* _COMPLETE THE FOLLOWING_:
1. In the blog post below about marching in D.C., reproduce the passage from "I'm about to" up to and including "whole car cheered.".
2. Rewrite the paragraph of the blog post below about marching in D.C. that begins "Today, I saw a post shared on Facebook" more briefly, keeping its main facts.

* _EXTRACT PROVIDED_:
I'm about to start blogging a lot, y'all.
Yesterday, as a still relatively new resident of the D.C. Metropolitan area, I had the great privilege to march with about 1 million of my fellow humans. (Plus a few dogs.) The whole day was full of positivity, empowerment, and unity.
A little old lady in a wheelchair got on our Metro train on the way to the rally, and the whole car cheered.
A little girl got separated from her family in the Metro station on the way back, and the whole station cheered when she was found and escorted down the escalator.
We walked together, we stood together, we laughed together, we cheered together.
Today, I saw a post shared on Facebook by a woman listing her reasons for not marching. This, in and of itself, is fine with me. I can appreciate diversity in thought, unlike some elected officials. I cannot represent every woman in America. But then she starting writing things that got my blood boiling. Things along the lines of "We have it better here than lots of people around the world" and "You can't be victims and victors."
Please, friends, don't miss the point so badly.

* _SOURCE MATERIAL_:
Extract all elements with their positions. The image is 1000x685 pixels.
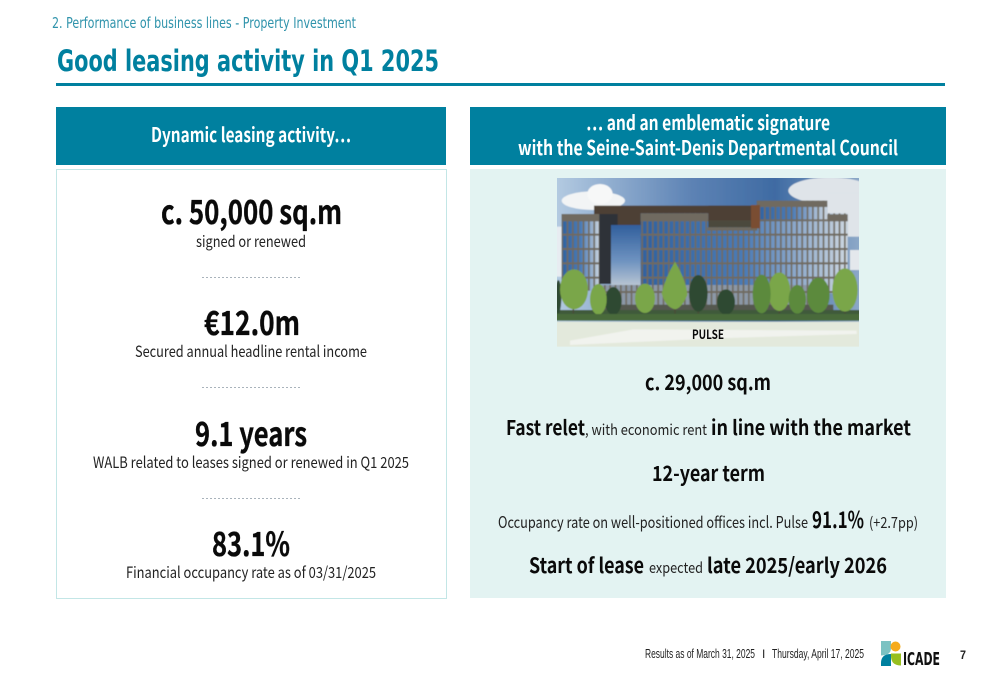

* _SOLUTIONS TO THE TASKS_:
1.
I'm about to start blogging a lot, y'all.
Yesterday, as a still relatively new resident of the D.C. Metropolitan area, I had the great privilege to march with about 1 million of my fellow humans. (Plus a few dogs.) The whole day was full of positivity, empowerment, and unity.
A little old lady in a wheelchair got on our Metro train on the way to the rally, and the whole car cheered.

2. Today a woman shared a Facebook post listing her reasons for not marching. That alone is fine with me: I value diversity in thought, unlike some elected officials, and I can't represent every woman in America. But then she wrote things that made my blood boil, like "We have it better here than lots of people around the world" and "You can't be victims and victors."